▼

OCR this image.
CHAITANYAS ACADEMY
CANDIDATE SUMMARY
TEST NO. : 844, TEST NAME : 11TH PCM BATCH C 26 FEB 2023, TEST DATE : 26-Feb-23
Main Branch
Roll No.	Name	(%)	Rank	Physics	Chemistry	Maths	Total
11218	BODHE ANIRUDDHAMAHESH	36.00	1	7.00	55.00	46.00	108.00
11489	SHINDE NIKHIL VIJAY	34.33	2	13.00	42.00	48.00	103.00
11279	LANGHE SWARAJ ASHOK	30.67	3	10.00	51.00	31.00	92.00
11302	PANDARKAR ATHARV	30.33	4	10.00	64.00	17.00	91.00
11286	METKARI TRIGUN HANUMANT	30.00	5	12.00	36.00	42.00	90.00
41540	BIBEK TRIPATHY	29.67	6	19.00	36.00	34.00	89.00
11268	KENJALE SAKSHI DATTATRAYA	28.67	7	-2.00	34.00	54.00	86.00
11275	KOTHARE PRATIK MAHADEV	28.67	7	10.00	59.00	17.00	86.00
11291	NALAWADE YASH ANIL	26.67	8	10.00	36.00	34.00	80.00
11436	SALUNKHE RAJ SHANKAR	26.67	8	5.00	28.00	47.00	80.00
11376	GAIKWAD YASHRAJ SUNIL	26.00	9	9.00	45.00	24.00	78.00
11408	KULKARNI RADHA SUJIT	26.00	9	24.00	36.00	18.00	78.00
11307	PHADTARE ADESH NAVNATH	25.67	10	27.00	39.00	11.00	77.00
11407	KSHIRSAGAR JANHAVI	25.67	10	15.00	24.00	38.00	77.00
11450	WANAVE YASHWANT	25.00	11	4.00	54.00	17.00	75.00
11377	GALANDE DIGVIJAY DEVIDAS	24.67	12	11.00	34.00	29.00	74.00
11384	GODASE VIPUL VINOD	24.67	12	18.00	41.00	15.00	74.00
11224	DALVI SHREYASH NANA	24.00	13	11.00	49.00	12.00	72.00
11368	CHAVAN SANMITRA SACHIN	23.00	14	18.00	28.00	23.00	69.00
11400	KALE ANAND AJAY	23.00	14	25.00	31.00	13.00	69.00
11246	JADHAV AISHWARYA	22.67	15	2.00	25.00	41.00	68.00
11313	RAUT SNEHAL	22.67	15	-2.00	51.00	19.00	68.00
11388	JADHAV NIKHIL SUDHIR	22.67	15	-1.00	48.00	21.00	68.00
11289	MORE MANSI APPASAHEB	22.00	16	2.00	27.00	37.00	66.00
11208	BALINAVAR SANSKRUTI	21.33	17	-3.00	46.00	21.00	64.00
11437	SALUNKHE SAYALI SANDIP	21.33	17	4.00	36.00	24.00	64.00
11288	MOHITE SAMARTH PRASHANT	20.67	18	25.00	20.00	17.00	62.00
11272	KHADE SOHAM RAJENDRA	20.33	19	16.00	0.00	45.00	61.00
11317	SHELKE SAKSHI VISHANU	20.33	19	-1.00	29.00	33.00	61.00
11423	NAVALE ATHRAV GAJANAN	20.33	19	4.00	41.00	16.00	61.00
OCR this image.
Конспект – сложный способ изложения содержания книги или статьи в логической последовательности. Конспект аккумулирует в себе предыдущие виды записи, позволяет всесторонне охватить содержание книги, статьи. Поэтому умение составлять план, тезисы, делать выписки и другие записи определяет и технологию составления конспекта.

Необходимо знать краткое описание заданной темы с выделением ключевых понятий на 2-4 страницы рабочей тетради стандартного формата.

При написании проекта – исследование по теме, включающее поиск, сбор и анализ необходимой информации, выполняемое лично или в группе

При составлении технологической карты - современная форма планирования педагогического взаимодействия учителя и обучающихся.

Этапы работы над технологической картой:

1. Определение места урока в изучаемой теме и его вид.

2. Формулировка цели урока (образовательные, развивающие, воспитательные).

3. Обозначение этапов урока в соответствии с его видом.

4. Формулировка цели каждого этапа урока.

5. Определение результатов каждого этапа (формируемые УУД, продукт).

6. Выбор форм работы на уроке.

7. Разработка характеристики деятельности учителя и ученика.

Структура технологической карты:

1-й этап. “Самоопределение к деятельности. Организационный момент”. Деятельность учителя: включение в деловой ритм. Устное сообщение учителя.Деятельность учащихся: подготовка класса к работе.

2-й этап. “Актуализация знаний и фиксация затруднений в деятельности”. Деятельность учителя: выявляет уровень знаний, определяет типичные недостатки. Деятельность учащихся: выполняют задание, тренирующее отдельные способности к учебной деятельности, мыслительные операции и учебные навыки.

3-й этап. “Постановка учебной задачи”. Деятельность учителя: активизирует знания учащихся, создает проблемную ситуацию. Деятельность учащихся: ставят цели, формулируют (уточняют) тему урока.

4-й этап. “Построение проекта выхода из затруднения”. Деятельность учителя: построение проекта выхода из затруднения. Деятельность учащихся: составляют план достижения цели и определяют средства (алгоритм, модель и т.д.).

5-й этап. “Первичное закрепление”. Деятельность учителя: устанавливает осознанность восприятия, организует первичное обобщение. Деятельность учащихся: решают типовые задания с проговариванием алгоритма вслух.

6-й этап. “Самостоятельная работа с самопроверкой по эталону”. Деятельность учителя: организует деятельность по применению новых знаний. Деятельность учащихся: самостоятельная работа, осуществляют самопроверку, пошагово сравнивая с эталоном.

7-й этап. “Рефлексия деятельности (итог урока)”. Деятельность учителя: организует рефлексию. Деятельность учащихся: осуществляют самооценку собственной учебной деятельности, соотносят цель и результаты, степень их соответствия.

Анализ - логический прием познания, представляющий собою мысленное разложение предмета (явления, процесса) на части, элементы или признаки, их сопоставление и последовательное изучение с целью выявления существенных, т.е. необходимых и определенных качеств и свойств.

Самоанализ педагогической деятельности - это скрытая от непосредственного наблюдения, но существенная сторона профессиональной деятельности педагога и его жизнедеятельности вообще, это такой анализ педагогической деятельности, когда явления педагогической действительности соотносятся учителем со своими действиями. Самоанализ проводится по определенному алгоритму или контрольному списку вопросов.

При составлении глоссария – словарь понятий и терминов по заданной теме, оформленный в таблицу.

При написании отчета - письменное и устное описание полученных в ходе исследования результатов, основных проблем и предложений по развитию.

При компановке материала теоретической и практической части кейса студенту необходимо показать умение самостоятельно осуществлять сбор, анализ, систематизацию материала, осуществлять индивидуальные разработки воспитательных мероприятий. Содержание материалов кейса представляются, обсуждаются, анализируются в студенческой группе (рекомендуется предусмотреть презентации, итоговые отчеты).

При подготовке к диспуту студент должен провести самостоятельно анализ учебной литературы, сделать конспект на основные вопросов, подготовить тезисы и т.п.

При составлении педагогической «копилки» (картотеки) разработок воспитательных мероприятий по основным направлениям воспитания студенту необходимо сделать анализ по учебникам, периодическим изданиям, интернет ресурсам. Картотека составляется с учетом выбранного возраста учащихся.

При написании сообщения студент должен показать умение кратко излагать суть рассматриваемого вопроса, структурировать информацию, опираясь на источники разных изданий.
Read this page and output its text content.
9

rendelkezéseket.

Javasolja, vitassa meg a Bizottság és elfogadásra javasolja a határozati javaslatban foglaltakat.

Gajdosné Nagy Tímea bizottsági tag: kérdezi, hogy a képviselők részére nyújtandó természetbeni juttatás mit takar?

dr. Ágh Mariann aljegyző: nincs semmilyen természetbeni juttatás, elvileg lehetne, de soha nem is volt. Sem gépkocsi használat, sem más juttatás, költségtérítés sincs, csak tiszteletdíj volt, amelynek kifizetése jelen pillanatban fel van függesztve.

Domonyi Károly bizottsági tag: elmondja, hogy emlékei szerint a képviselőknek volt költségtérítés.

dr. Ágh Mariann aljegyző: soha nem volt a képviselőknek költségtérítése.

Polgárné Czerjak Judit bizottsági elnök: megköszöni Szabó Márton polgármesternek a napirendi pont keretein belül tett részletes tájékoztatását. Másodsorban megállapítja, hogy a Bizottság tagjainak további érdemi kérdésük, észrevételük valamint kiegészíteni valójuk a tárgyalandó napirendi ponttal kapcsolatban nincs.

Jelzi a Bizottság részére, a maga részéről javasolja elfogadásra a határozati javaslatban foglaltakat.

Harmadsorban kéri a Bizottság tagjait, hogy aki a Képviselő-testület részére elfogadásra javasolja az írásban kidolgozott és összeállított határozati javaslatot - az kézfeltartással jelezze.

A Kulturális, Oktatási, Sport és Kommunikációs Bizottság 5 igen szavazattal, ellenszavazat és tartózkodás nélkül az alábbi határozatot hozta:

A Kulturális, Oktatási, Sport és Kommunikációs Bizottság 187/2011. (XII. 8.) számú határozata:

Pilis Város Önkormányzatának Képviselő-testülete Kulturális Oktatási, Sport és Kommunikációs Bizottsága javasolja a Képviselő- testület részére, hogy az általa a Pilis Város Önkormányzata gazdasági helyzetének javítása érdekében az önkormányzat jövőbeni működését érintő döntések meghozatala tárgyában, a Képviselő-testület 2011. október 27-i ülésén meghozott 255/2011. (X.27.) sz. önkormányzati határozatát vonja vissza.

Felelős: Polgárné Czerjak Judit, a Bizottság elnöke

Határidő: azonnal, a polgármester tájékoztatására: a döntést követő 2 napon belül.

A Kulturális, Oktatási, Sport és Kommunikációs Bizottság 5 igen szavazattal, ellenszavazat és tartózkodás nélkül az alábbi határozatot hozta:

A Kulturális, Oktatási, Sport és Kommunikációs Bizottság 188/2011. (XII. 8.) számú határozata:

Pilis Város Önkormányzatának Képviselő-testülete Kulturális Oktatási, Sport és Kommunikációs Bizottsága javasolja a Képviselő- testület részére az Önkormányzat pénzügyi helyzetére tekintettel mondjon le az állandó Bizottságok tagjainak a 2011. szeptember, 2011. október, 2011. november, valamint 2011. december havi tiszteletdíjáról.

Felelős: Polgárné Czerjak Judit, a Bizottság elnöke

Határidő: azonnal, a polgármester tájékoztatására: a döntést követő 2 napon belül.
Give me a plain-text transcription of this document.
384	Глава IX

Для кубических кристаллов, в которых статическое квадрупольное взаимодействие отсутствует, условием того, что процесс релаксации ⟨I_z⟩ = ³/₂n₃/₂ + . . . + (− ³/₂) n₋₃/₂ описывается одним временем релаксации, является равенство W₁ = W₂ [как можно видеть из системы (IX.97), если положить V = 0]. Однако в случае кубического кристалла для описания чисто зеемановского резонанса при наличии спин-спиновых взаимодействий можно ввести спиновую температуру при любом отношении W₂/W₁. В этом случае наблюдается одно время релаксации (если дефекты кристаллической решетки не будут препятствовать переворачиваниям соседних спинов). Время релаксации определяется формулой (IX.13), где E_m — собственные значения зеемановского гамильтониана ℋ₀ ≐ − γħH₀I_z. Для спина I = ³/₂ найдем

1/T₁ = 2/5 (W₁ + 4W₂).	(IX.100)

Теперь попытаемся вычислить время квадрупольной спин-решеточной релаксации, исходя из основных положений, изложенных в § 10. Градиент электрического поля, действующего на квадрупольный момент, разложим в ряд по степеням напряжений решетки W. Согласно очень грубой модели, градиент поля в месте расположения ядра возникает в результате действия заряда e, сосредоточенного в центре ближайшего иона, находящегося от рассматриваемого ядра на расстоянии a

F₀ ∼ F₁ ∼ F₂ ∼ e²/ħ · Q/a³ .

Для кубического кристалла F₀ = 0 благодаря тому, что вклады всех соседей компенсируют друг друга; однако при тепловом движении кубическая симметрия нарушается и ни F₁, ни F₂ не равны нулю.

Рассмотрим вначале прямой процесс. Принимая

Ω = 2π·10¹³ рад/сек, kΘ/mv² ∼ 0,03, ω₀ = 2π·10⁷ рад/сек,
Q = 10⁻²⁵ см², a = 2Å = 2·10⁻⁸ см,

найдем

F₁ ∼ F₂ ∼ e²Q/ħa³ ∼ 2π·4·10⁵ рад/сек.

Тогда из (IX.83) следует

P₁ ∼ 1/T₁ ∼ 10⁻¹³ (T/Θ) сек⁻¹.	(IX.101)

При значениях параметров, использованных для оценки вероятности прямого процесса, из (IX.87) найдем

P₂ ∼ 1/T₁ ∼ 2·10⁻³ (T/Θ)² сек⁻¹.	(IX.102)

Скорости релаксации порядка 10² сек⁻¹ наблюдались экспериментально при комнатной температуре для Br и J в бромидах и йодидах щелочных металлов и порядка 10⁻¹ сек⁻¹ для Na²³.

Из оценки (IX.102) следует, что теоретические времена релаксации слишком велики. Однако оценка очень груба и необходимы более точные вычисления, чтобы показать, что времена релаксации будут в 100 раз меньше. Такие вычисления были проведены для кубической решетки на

▲

WHAT TO DO
Lines that include the word "számú" are to be extracted from the data above.

FINAL ANSWER
A Kulturális, Oktatási, Sport és Kommunikációs Bizottság 187/2011. (XII. 8.) számú határozata:
A Kulturális, Oktatási, Sport és Kommunikációs Bizottság 188/2011. (XII. 8.) számú határozata:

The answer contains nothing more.